** Start SUPPLIED RECORDS **
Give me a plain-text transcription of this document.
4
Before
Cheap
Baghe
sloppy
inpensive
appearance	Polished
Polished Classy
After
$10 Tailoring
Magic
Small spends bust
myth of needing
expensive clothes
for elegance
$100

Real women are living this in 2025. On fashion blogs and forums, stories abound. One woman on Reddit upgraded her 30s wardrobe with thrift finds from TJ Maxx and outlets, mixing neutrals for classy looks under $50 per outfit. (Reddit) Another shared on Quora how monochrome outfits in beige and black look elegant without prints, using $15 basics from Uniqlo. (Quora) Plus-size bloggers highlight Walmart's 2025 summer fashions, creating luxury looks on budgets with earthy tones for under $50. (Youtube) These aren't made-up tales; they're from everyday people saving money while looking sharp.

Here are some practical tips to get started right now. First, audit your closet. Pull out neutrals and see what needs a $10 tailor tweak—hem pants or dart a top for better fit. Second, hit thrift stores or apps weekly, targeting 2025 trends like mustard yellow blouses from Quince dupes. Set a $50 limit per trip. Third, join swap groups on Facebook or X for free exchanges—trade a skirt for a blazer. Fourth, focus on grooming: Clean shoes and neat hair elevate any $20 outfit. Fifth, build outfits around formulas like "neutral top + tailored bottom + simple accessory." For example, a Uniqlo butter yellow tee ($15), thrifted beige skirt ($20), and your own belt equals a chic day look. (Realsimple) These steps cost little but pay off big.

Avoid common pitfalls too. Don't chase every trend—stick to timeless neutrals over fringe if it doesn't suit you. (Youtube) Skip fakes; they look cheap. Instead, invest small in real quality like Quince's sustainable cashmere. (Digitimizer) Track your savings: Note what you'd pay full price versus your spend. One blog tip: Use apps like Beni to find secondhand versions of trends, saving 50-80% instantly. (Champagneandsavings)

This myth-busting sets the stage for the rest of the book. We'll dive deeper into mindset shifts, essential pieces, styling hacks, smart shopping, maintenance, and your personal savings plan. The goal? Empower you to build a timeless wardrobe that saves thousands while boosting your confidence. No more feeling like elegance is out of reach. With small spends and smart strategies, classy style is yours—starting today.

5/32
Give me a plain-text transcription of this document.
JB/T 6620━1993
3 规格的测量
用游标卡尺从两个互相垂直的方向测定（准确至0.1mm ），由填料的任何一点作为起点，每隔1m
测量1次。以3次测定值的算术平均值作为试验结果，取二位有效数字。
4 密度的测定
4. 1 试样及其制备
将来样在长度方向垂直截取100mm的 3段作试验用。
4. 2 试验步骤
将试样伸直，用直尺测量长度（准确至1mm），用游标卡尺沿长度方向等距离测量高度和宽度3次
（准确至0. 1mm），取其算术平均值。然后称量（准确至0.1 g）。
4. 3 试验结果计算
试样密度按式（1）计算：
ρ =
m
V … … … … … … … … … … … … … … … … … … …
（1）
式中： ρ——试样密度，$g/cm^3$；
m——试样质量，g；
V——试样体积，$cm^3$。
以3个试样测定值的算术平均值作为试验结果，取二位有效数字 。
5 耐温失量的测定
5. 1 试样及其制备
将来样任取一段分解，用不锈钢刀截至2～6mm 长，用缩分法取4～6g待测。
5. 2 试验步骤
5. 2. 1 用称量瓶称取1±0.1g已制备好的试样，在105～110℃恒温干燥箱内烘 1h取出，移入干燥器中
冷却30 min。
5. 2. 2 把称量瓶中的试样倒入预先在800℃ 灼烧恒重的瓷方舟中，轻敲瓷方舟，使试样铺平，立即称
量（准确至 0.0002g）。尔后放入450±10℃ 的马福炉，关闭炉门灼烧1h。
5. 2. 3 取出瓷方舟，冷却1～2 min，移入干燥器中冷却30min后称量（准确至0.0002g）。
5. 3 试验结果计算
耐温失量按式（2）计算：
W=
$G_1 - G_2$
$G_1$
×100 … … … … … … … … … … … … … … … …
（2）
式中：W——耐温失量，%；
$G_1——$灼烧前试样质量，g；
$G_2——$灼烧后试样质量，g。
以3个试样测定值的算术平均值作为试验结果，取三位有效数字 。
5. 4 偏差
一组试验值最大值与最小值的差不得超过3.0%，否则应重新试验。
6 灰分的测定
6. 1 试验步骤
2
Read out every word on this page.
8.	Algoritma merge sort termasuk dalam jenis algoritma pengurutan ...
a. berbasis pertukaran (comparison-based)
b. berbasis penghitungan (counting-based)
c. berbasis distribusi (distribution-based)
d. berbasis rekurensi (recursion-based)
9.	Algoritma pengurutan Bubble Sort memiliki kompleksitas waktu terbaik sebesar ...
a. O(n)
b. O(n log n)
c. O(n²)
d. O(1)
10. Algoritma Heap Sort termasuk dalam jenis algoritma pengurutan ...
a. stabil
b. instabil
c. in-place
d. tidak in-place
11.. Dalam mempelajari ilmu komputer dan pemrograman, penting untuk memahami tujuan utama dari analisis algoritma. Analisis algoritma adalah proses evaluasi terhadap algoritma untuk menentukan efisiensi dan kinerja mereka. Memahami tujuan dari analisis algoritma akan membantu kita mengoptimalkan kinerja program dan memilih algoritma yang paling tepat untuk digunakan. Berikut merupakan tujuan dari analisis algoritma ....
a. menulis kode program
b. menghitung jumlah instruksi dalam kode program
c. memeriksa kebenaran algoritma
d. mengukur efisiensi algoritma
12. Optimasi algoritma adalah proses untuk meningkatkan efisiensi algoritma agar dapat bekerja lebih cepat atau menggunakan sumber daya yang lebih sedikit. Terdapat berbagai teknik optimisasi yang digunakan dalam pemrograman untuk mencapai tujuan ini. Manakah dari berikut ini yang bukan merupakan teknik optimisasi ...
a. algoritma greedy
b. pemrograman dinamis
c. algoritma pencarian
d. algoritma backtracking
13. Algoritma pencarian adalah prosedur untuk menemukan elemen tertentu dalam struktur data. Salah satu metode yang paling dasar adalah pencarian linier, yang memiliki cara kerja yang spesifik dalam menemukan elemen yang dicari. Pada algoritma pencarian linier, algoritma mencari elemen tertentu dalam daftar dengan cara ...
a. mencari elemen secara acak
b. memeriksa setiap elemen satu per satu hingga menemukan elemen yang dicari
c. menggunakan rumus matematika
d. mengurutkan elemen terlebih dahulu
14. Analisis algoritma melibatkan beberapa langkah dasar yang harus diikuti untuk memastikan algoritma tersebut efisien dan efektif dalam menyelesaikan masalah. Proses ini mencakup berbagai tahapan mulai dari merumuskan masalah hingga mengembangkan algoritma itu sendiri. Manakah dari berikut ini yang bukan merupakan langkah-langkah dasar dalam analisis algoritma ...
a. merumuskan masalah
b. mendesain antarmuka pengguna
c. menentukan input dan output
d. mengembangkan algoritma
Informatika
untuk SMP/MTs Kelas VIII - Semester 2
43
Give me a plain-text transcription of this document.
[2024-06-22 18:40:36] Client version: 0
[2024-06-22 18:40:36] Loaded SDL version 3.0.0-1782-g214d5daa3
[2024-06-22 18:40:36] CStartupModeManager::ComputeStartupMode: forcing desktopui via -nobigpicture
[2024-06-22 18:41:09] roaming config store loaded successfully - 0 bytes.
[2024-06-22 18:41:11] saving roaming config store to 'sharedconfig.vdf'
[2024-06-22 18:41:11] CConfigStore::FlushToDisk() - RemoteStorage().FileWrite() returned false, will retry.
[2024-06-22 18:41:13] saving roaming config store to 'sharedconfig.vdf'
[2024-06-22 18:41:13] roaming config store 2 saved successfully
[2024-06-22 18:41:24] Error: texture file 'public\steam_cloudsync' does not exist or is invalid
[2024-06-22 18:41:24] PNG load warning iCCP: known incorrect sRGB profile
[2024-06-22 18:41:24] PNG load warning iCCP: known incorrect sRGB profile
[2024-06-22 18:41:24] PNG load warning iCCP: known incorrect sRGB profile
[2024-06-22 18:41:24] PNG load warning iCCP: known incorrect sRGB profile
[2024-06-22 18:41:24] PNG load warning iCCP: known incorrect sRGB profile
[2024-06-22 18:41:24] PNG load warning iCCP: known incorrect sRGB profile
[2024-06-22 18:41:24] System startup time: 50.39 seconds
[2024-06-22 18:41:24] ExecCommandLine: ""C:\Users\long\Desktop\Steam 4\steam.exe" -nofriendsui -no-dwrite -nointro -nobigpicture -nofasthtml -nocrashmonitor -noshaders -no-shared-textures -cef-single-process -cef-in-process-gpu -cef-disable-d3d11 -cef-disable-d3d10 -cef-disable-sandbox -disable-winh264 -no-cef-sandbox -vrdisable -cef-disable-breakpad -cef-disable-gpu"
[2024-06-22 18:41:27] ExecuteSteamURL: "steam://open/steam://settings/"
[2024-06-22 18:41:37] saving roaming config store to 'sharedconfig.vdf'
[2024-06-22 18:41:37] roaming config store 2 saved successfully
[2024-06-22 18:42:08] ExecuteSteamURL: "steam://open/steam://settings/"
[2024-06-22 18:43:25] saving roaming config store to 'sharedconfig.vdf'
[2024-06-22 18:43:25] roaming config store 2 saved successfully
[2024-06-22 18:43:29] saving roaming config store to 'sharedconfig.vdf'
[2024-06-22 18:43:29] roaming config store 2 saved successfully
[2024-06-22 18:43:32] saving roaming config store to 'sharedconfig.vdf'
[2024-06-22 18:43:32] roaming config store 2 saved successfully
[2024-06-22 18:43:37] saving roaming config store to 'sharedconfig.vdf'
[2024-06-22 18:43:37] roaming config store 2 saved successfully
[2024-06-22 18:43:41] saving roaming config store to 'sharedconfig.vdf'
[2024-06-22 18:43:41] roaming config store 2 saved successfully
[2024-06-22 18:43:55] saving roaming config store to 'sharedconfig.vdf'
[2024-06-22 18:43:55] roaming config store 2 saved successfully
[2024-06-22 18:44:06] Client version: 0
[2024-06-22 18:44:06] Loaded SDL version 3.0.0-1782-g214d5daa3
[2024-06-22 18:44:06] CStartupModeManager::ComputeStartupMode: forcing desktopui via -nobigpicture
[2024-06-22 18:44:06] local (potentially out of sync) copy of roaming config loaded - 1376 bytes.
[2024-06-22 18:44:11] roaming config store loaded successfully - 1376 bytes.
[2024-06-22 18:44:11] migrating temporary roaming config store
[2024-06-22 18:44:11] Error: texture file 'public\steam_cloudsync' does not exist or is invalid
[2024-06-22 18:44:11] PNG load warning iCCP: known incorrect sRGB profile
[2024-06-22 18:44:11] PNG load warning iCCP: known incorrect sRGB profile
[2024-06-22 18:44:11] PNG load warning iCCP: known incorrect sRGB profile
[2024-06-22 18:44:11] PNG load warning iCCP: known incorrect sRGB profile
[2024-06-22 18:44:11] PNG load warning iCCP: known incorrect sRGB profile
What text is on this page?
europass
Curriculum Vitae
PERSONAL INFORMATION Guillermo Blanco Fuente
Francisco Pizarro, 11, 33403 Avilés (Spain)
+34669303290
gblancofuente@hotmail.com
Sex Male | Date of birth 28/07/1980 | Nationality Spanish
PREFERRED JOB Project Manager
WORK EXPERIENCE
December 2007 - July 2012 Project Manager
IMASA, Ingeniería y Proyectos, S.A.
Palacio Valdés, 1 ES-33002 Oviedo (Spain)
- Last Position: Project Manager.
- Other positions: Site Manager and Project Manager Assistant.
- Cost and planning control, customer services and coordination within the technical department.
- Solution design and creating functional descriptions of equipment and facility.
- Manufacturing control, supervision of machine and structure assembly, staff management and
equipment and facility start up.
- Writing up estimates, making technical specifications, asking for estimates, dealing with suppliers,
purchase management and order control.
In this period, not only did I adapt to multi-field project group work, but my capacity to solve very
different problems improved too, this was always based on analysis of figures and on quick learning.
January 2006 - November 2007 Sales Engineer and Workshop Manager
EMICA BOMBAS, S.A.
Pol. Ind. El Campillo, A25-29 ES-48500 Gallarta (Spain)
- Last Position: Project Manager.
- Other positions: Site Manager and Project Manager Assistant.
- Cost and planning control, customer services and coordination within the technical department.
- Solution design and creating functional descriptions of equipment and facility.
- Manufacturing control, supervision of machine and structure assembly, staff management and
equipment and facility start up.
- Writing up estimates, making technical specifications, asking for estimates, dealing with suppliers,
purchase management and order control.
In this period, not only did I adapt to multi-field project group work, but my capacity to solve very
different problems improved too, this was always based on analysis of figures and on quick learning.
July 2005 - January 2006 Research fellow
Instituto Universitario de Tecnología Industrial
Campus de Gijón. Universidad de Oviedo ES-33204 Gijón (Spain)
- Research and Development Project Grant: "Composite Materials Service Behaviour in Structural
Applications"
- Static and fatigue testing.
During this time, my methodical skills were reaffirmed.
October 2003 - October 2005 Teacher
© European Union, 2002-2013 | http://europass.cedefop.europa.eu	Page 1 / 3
** End SUPPLIED RECORDS **
Scan the listing above. Collect all lines with the word "menggunakan".

- [SOLUTION]:
12. Optimasi algoritma adalah proses untuk meningkatkan efisiensi algoritma agar dapat bekerja lebih cepat atau menggunakan sumber daya yang lebih sedikit. Terdapat berbagai teknik optimisasi yang digunakan dalam pemrograman untuk mencapai tujuan ini. Manakah dari berikut ini yang bukan merupakan teknik optimisasi ...
c. menggunakan rumus matematika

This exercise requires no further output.